§ Request: Scan the records below. List lines holding "AMINGTON".

§ Exercise data:
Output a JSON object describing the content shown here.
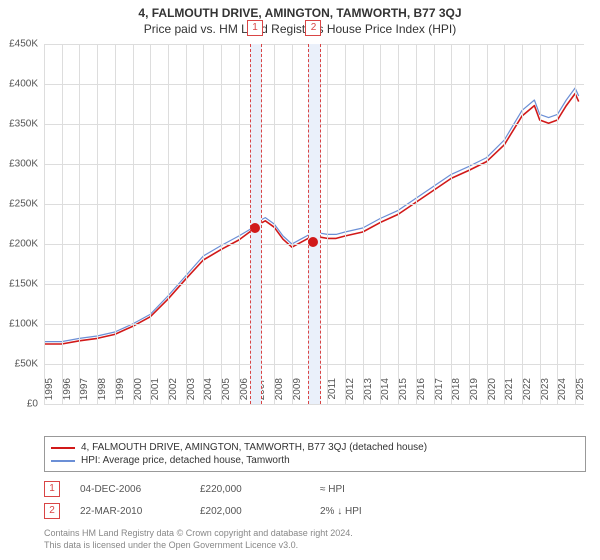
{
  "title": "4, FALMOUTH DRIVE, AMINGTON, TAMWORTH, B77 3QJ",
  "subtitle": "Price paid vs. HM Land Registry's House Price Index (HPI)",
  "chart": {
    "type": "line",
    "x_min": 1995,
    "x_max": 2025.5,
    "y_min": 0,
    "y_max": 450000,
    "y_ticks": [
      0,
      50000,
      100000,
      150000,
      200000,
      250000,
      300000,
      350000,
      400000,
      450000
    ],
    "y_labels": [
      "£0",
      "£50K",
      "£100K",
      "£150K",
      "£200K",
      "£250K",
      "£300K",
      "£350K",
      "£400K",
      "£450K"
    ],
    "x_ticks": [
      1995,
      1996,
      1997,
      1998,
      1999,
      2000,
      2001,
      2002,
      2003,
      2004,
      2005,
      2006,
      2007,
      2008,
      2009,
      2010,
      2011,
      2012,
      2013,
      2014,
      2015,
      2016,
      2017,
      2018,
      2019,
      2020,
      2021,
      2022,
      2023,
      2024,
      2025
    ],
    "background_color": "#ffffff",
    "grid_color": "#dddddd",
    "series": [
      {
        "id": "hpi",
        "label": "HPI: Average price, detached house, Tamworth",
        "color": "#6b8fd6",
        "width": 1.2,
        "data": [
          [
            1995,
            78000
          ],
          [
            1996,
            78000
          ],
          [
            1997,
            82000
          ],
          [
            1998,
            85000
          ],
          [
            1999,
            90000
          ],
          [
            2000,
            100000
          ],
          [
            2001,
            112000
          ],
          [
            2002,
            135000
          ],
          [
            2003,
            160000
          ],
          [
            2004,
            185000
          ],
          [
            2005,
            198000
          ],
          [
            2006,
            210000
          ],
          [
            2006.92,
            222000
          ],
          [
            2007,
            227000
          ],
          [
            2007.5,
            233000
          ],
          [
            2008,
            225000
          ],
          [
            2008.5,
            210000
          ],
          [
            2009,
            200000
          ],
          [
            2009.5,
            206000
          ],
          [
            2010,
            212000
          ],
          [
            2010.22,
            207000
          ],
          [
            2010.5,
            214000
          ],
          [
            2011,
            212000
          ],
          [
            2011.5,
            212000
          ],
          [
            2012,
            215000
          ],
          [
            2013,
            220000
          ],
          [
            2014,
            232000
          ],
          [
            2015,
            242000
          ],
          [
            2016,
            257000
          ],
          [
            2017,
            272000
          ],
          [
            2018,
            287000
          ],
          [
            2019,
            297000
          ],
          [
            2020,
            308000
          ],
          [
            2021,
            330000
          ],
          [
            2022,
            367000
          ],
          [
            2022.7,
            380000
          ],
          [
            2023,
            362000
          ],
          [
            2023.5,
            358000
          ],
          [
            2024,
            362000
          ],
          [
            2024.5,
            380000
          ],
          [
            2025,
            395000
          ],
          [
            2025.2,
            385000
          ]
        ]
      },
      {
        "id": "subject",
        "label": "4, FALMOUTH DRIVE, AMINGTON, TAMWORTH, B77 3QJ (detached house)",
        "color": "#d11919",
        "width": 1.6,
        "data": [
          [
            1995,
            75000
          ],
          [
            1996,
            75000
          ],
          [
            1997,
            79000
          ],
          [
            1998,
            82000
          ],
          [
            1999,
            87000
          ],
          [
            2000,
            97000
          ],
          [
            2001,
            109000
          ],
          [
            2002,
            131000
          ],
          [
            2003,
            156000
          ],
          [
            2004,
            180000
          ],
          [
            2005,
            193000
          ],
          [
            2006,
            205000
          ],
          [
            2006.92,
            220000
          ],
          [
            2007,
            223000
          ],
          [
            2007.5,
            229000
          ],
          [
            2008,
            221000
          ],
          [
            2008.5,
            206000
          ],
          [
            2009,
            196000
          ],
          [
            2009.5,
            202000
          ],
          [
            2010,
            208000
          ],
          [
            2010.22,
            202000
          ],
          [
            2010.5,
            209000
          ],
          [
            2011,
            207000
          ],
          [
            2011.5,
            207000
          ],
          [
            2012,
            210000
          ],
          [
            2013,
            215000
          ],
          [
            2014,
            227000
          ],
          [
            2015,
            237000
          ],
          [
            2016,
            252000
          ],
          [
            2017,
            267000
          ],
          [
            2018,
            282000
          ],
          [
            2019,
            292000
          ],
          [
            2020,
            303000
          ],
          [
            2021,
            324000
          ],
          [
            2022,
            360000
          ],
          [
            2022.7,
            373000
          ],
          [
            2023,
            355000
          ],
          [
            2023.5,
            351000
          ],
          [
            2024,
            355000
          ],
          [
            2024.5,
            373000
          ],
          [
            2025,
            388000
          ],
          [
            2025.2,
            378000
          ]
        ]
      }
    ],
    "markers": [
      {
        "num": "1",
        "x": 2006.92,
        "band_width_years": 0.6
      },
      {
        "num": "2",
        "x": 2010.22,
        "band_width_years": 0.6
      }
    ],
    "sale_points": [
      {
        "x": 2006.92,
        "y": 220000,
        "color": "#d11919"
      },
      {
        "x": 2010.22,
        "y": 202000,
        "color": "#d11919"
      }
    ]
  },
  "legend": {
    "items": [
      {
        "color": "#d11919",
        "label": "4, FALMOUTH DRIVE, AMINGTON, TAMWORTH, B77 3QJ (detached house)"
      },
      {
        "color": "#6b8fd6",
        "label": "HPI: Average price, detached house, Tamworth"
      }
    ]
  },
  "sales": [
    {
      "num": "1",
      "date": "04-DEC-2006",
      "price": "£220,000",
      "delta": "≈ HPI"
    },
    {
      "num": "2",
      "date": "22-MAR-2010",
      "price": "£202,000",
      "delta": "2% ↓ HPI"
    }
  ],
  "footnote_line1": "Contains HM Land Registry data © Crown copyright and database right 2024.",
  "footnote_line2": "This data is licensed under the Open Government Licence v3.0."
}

---

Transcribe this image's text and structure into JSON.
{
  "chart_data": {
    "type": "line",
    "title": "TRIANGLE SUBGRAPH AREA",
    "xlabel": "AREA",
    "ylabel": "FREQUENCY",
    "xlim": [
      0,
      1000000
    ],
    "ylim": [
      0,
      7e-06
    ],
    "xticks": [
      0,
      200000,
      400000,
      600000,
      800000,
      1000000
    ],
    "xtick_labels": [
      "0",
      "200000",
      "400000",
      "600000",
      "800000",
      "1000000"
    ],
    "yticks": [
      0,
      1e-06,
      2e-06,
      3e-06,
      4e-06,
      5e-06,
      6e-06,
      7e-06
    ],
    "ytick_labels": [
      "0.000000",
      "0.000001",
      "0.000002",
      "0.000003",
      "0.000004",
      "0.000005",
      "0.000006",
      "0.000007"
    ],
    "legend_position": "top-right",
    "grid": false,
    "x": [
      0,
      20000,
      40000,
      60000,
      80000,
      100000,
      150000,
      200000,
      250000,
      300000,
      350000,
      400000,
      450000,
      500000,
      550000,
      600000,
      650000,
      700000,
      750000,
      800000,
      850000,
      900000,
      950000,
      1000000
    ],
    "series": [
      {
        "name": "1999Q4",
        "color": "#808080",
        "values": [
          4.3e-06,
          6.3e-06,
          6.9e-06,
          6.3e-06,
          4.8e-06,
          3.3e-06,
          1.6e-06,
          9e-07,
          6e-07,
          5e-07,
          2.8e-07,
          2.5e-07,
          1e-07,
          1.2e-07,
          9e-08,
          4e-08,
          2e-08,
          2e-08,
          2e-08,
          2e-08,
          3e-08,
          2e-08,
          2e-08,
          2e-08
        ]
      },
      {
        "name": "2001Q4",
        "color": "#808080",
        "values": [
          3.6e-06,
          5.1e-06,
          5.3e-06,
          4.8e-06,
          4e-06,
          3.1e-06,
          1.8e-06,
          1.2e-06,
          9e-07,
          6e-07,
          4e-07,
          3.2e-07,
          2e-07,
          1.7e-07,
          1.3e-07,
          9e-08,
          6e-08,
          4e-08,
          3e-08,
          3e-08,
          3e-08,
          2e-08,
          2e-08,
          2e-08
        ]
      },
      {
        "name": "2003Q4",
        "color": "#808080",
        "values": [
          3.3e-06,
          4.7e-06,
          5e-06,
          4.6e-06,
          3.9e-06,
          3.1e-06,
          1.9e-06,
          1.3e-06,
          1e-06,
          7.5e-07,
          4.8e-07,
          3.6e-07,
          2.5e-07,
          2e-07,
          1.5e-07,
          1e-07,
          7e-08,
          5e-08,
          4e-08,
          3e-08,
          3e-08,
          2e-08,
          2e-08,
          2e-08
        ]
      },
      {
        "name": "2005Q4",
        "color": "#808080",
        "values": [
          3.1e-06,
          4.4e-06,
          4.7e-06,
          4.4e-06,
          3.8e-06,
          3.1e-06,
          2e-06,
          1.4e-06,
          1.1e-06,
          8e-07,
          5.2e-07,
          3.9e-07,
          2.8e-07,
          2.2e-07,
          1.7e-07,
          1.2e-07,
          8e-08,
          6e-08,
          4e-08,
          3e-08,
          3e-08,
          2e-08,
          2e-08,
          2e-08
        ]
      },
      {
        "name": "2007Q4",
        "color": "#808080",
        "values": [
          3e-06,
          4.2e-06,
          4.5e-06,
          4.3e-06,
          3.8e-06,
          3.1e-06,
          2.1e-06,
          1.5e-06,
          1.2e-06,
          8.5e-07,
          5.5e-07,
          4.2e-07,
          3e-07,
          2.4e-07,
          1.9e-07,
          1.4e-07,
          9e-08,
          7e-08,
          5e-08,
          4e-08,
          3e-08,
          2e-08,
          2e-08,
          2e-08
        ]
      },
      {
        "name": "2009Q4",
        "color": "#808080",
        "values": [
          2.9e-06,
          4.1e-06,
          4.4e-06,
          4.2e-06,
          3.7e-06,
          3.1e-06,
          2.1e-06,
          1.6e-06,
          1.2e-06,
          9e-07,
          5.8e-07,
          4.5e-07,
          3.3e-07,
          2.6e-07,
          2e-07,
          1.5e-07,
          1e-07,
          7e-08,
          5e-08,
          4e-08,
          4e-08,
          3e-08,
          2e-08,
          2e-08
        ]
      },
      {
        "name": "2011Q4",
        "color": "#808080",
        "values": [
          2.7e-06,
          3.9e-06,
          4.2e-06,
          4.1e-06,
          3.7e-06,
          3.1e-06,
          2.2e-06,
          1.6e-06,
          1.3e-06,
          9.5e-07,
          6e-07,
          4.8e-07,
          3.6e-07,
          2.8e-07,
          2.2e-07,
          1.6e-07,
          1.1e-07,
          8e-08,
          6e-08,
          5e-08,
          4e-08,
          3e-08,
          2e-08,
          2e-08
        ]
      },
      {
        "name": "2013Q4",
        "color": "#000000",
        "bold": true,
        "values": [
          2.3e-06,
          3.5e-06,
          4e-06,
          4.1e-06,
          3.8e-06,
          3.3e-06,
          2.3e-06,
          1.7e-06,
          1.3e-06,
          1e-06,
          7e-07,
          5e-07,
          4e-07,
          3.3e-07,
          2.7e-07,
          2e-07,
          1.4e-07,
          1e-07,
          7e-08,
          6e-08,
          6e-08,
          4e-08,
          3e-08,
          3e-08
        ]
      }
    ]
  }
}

§ Reply:
  "title": "4, FALMOUTH DRIVE, AMINGTON, TAMWORTH, B77 3QJ",
        "label": "4, FALMOUTH DRIVE, AMINGTON, TAMWORTH, B77 3QJ (detached house)",
        "label": "4, FALMOUTH DRIVE, AMINGTON, TAMWORTH, B77 3QJ (detached house)"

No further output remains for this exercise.